# Materials provided start

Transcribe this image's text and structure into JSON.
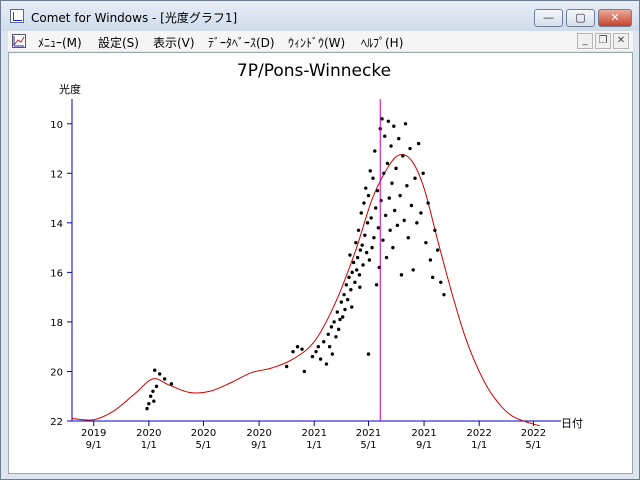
{
  "window": {
    "title": "Comet for Windows - [光度グラフ1]",
    "buttons": {
      "minimize": "—",
      "maximize": "▢",
      "close": "✕"
    }
  },
  "menubar": {
    "items": [
      "ﾒﾆｭｰ(M)",
      "設定(S)",
      "表示(V)",
      "ﾃﾞｰﾀﾍﾞｰｽ(D)",
      "ｳｨﾝﾄﾞｳ(W)",
      "ﾍﾙﾌﾟ(H)"
    ],
    "mdi_buttons": {
      "minimize": "_",
      "restore": "❐",
      "close": "✕"
    }
  },
  "chart_data": {
    "type": "scatter",
    "title": "7P/Pons-Winnecke",
    "ylabel": "光度",
    "xlabel": "日付",
    "y_inverted": true,
    "ylim": [
      22,
      9
    ],
    "y_ticks": [
      10,
      12,
      14,
      16,
      18,
      20,
      22
    ],
    "xlim": [
      "2019-07-15",
      "2022-07-01"
    ],
    "x_ticks": [
      {
        "date": "2019-09-01",
        "year": "2019",
        "md": "9/1"
      },
      {
        "date": "2020-01-01",
        "year": "2020",
        "md": "1/1"
      },
      {
        "date": "2020-05-01",
        "year": "2020",
        "md": "5/1"
      },
      {
        "date": "2020-09-01",
        "year": "2020",
        "md": "9/1"
      },
      {
        "date": "2021-01-01",
        "year": "2021",
        "md": "1/1"
      },
      {
        "date": "2021-05-01",
        "year": "2021",
        "md": "5/1"
      },
      {
        "date": "2021-09-01",
        "year": "2021",
        "md": "9/1"
      },
      {
        "date": "2022-01-01",
        "year": "2022",
        "md": "1/1"
      },
      {
        "date": "2022-05-01",
        "year": "2022",
        "md": "5/1"
      }
    ],
    "marker_line": {
      "date": "2021-05-27",
      "color": "#c000c0"
    },
    "curve_color": "#d00000",
    "axis_color": "#0000c0",
    "curve": [
      {
        "x": "2019-07-15",
        "y": 21.9
      },
      {
        "x": "2019-09-01",
        "y": 21.95
      },
      {
        "x": "2019-10-15",
        "y": 21.6
      },
      {
        "x": "2019-12-01",
        "y": 20.9
      },
      {
        "x": "2020-01-10",
        "y": 20.3
      },
      {
        "x": "2020-02-15",
        "y": 20.55
      },
      {
        "x": "2020-04-01",
        "y": 20.85
      },
      {
        "x": "2020-05-15",
        "y": 20.8
      },
      {
        "x": "2020-07-01",
        "y": 20.45
      },
      {
        "x": "2020-08-15",
        "y": 20.05
      },
      {
        "x": "2020-10-01",
        "y": 19.85
      },
      {
        "x": "2020-11-15",
        "y": 19.5
      },
      {
        "x": "2021-01-01",
        "y": 18.8
      },
      {
        "x": "2021-02-15",
        "y": 17.3
      },
      {
        "x": "2021-04-01",
        "y": 15.2
      },
      {
        "x": "2021-05-10",
        "y": 13.0
      },
      {
        "x": "2021-06-15",
        "y": 11.7
      },
      {
        "x": "2021-07-10",
        "y": 11.25
      },
      {
        "x": "2021-08-05",
        "y": 11.5
      },
      {
        "x": "2021-09-01",
        "y": 12.6
      },
      {
        "x": "2021-10-01",
        "y": 14.7
      },
      {
        "x": "2021-11-01",
        "y": 16.8
      },
      {
        "x": "2021-12-01",
        "y": 18.6
      },
      {
        "x": "2022-01-01",
        "y": 20.0
      },
      {
        "x": "2022-02-01",
        "y": 21.0
      },
      {
        "x": "2022-03-15",
        "y": 21.8
      },
      {
        "x": "2022-05-15",
        "y": 22.2
      }
    ],
    "points": [
      [
        "2020-01-01",
        21.3
      ],
      [
        "2020-01-05",
        21.0
      ],
      [
        "2020-01-10",
        20.8
      ],
      [
        "2020-01-12",
        21.2
      ],
      [
        "2020-01-14",
        19.95
      ],
      [
        "2020-01-18",
        20.6
      ],
      [
        "2020-01-25",
        20.1
      ],
      [
        "2020-02-05",
        20.3
      ],
      [
        "2020-02-20",
        20.5
      ],
      [
        "2019-12-28",
        21.5
      ],
      [
        "2020-11-01",
        19.8
      ],
      [
        "2020-11-15",
        19.2
      ],
      [
        "2020-11-25",
        19.0
      ],
      [
        "2020-12-05",
        19.1
      ],
      [
        "2020-12-10",
        20.0
      ],
      [
        "2020-12-28",
        19.4
      ],
      [
        "2021-01-05",
        19.2
      ],
      [
        "2021-01-10",
        19.0
      ],
      [
        "2021-01-15",
        19.5
      ],
      [
        "2021-01-22",
        18.8
      ],
      [
        "2021-01-28",
        19.7
      ],
      [
        "2021-02-01",
        18.5
      ],
      [
        "2021-02-04",
        19.0
      ],
      [
        "2021-02-08",
        18.2
      ],
      [
        "2021-02-10",
        19.3
      ],
      [
        "2021-02-14",
        18.0
      ],
      [
        "2021-02-18",
        18.6
      ],
      [
        "2021-02-21",
        17.6
      ],
      [
        "2021-02-24",
        18.3
      ],
      [
        "2021-02-27",
        17.9
      ],
      [
        "2021-03-02",
        17.2
      ],
      [
        "2021-03-05",
        17.8
      ],
      [
        "2021-03-08",
        16.9
      ],
      [
        "2021-03-10",
        17.5
      ],
      [
        "2021-03-13",
        16.5
      ],
      [
        "2021-03-16",
        17.1
      ],
      [
        "2021-03-19",
        16.2
      ],
      [
        "2021-03-21",
        15.3
      ],
      [
        "2021-03-23",
        16.7
      ],
      [
        "2021-03-26",
        16.0
      ],
      [
        "2021-03-29",
        15.6
      ],
      [
        "2021-04-01",
        16.4
      ],
      [
        "2021-04-03",
        14.8
      ],
      [
        "2021-04-05",
        15.9
      ],
      [
        "2021-04-07",
        15.4
      ],
      [
        "2021-04-09",
        14.3
      ],
      [
        "2021-04-11",
        16.1
      ],
      [
        "2021-04-13",
        15.1
      ],
      [
        "2021-04-15",
        13.6
      ],
      [
        "2021-04-17",
        14.9
      ],
      [
        "2021-04-19",
        15.7
      ],
      [
        "2021-04-21",
        13.2
      ],
      [
        "2021-04-23",
        14.5
      ],
      [
        "2021-04-25",
        12.6
      ],
      [
        "2021-04-27",
        15.2
      ],
      [
        "2021-04-29",
        14.0
      ],
      [
        "2021-05-01",
        12.9
      ],
      [
        "2021-05-03",
        15.5
      ],
      [
        "2021-05-05",
        11.9
      ],
      [
        "2021-05-07",
        13.8
      ],
      [
        "2021-05-09",
        15.0
      ],
      [
        "2021-05-11",
        12.2
      ],
      [
        "2021-05-13",
        14.6
      ],
      [
        "2021-05-15",
        11.1
      ],
      [
        "2021-05-17",
        13.4
      ],
      [
        "2021-05-19",
        16.5
      ],
      [
        "2021-05-21",
        12.7
      ],
      [
        "2021-05-23",
        14.2
      ],
      [
        "2021-05-25",
        15.8
      ],
      [
        "2021-05-27",
        10.2
      ],
      [
        "2021-05-29",
        13.1
      ],
      [
        "2021-05-31",
        9.8
      ],
      [
        "2021-06-02",
        14.7
      ],
      [
        "2021-06-04",
        12.0
      ],
      [
        "2021-06-06",
        10.5
      ],
      [
        "2021-06-08",
        13.7
      ],
      [
        "2021-06-10",
        15.4
      ],
      [
        "2021-06-12",
        11.6
      ],
      [
        "2021-06-14",
        9.9
      ],
      [
        "2021-06-16",
        13.0
      ],
      [
        "2021-06-18",
        14.3
      ],
      [
        "2021-06-20",
        10.9
      ],
      [
        "2021-06-22",
        12.4
      ],
      [
        "2021-06-24",
        15.0
      ],
      [
        "2021-06-26",
        10.1
      ],
      [
        "2021-06-28",
        13.5
      ],
      [
        "2021-07-01",
        11.8
      ],
      [
        "2021-07-04",
        14.1
      ],
      [
        "2021-07-07",
        10.6
      ],
      [
        "2021-07-10",
        12.9
      ],
      [
        "2021-07-13",
        16.1
      ],
      [
        "2021-07-16",
        11.3
      ],
      [
        "2021-07-19",
        13.9
      ],
      [
        "2021-07-22",
        10.0
      ],
      [
        "2021-07-25",
        12.5
      ],
      [
        "2021-07-28",
        14.6
      ],
      [
        "2021-08-01",
        11.0
      ],
      [
        "2021-08-04",
        13.3
      ],
      [
        "2021-08-08",
        15.9
      ],
      [
        "2021-08-12",
        12.2
      ],
      [
        "2021-08-16",
        14.0
      ],
      [
        "2021-08-20",
        10.8
      ],
      [
        "2021-08-25",
        13.6
      ],
      [
        "2021-08-30",
        12.0
      ],
      [
        "2021-09-05",
        14.8
      ],
      [
        "2021-09-10",
        13.2
      ],
      [
        "2021-09-15",
        15.5
      ],
      [
        "2021-09-20",
        16.2
      ],
      [
        "2021-09-25",
        14.3
      ],
      [
        "2021-10-01",
        15.1
      ],
      [
        "2021-10-08",
        16.4
      ],
      [
        "2021-10-15",
        16.9
      ],
      [
        "2021-05-01",
        19.3
      ],
      [
        "2021-04-12",
        16.6
      ],
      [
        "2021-03-25",
        17.4
      ]
    ]
  }
}
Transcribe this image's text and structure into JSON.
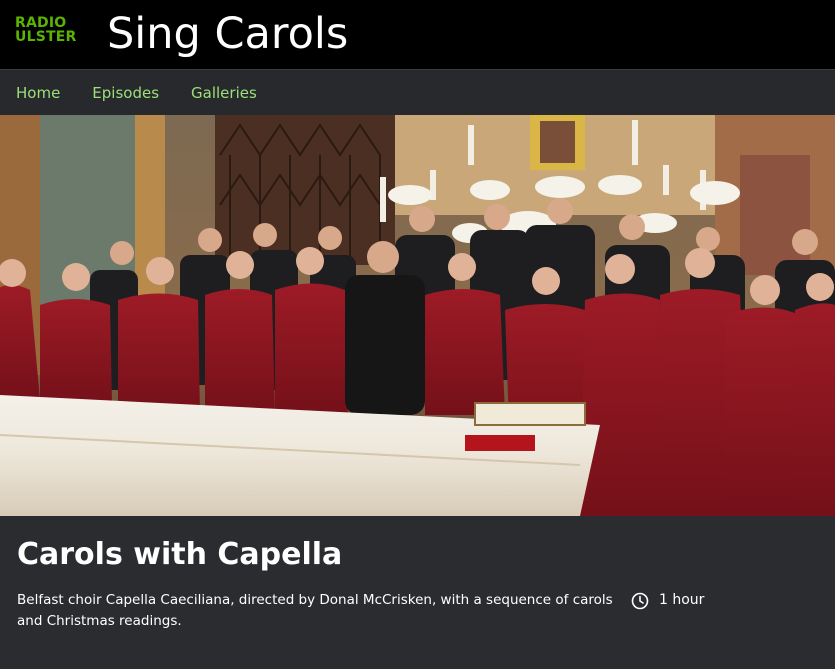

# Materials provided end

The exercise » From the listing above, copy every line that holds the string "title".

The answer »
    "title": "Comet for Windows - [光度グラフ1]",
    "title": "7P/Pons-Winnecke",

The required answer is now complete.